→ Text provided:
===============

Foxconn later announced that it would honor the promised bonus payment for new workers and “offered a 10,000 yuan payment, equivalent to $1,400, to newly recruited workers who wanted to leave their jobs and return home.”

Apple’s Problems Will Continue

Apple’s China problem will remain even if these additional payments may quiet labor unrest temporarily. The Foxconn factory will have even more difficulty recruiting workers after these protests and the government’s subsequent crackdown. Since the plant was responsible for making “more than 80% of the latest iPhone 14 base models and 85% of the high-end Pro models,” a labor shortage means Apple likely will not have enough of the newest iPhones available for sale this holiday season, which in turn will severely affect the company’s bottom line. Morgan Stanley even predicted a worst-case scenario: “no more iPhones will be shipped from the site this year.”

Apple has only itself to blame for exposing itself to such supply chain risk. According to Reuters, nearly 50 percent of Apple suppliers are located in China as of 2019. In recent years, Apple has added more contract factories in China and employed hundreds of thousands of Chinese to assemble Apple devices, from Apple watches to iPhones to MacBooks. China represents not only Apple’s most critical manufacturing site but also an important market. In its 2022 third-quarter earnings report, Apple credits China for generating $15.5 billion in sales.

Apple’s reliance on China represents an enormous liability. The lack of an off-ramp from the Chinese government’s “zero Covid” policy means Apple’s supply chain and the company’s profitability are at the mercy of one man — China’s dictator-for-life, Xi Jinping. Since he has staked his reputation and legacy on “zero Covid,” Xi has shown no signs of backing down, even though his policies have been deeply unpopular due to the resulting economic cost and human suffering.

In the same week that workers protested at the Foxconn factory, another protest erupted in Urumqi, the capital of Xinjiang and home to millions of Uyghur Muslims and minorities. Protesters were angry because after a high-rise apartment building caught on fire, barriers erected by the local government to confine residents inside the apartment hindered residents’ escape and fire-fighters’ rescue efforts, leading to unnecessary deaths.

Xi doesn’t care about Chinese people’s suffering. He is probably more embarrassed that his policy hasn’t prevented Covid from spreading — China reported a record number of Covid cases last week, which proved that the government’s policy was an utter failure after three years.

While Apple prides itself on being a good global corporate citizen for supporting the environment and human rights elsewhere, the company choses to ignore environmental issues and human rights violations in China. The company’s reputation has suffered after repeatedly kowtowing to Beijing’s authoritarian demands. For example, in 2019, Apple, urged by the Chinese government, removed a police-tracking app used by Hong Kong pro-democracy protesters.

===============

→ Records supplied:
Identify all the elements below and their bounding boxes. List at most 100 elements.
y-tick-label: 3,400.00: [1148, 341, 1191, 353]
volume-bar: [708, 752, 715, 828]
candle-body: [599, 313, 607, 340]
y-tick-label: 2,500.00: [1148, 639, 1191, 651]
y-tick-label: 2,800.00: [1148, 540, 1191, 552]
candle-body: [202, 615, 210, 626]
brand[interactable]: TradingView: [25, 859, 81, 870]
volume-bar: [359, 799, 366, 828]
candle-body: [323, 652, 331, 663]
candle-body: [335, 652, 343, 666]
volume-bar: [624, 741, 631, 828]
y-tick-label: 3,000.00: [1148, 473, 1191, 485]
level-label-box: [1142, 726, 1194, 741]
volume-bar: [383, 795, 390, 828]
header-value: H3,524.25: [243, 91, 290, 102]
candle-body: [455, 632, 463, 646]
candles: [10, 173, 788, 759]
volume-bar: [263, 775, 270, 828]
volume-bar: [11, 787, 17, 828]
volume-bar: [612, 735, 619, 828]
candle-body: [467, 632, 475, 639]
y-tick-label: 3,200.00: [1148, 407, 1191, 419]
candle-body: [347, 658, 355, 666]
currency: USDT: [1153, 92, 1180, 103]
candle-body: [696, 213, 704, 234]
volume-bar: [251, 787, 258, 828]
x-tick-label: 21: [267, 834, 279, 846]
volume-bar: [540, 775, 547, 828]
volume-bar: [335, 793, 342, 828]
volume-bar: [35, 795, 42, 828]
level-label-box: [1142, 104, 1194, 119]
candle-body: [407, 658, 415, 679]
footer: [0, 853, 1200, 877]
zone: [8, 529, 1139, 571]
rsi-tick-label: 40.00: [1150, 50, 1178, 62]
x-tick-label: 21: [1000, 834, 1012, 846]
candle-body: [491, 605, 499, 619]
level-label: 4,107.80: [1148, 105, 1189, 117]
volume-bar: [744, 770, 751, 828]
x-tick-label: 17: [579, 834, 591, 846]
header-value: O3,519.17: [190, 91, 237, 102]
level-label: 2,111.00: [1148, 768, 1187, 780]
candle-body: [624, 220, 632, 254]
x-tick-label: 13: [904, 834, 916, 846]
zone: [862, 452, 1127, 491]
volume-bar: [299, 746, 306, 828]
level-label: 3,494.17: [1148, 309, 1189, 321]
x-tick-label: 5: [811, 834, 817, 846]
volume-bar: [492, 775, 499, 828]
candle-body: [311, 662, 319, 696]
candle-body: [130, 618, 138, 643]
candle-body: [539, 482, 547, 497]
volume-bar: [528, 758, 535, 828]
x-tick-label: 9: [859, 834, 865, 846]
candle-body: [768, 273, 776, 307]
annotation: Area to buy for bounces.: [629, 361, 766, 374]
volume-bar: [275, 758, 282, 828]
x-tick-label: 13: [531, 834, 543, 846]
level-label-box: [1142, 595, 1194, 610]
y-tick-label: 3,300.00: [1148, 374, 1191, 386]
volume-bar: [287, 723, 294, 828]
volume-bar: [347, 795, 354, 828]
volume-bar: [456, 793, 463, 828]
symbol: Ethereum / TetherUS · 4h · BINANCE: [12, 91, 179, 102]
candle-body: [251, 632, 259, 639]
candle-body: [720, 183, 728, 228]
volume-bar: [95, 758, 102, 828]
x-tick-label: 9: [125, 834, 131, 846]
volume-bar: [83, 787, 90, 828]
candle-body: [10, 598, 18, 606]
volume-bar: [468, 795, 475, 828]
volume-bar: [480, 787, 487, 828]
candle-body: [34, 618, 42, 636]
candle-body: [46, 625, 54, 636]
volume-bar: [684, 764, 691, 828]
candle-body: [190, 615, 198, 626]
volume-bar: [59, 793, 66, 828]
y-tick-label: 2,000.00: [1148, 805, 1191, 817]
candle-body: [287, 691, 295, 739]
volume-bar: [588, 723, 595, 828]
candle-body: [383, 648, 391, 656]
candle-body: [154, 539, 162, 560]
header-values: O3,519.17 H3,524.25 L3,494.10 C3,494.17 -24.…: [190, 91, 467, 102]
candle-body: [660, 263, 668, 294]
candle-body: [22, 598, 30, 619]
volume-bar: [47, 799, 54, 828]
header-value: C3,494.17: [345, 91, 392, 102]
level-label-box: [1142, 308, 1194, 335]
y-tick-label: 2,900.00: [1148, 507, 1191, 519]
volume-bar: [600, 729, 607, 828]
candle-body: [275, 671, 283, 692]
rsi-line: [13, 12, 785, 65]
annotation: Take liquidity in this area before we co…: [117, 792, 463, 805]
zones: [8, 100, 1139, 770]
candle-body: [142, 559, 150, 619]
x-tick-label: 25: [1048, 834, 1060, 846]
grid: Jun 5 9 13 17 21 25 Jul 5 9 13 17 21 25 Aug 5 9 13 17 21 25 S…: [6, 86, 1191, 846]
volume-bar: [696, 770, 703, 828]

===============

Transcribe the passage on Apple and China word for word, between "In the same" and "after three years.", inclusive. The listing has nothing to do with the passage on Apple and China.

→ Result:
In the same week that workers protested at the Foxconn factory, another protest erupted in Urumqi, the capital of Xinjiang and home to millions of Uyghur Muslims and minorities. Protesters were angry because after a high-rise apartment building caught on fire, barriers erected by the local government to confine residents inside the apartment hindered residents’ escape and fire-fighters’ rescue efforts, leading to unnecessary deaths.

Xi doesn’t care about Chinese people’s suffering. He is probably more embarrassed that his policy hasn’t prevented Covid from spreading — China reported a record number of Covid cases last week, which proved that the government’s policy was an utter failure after three years.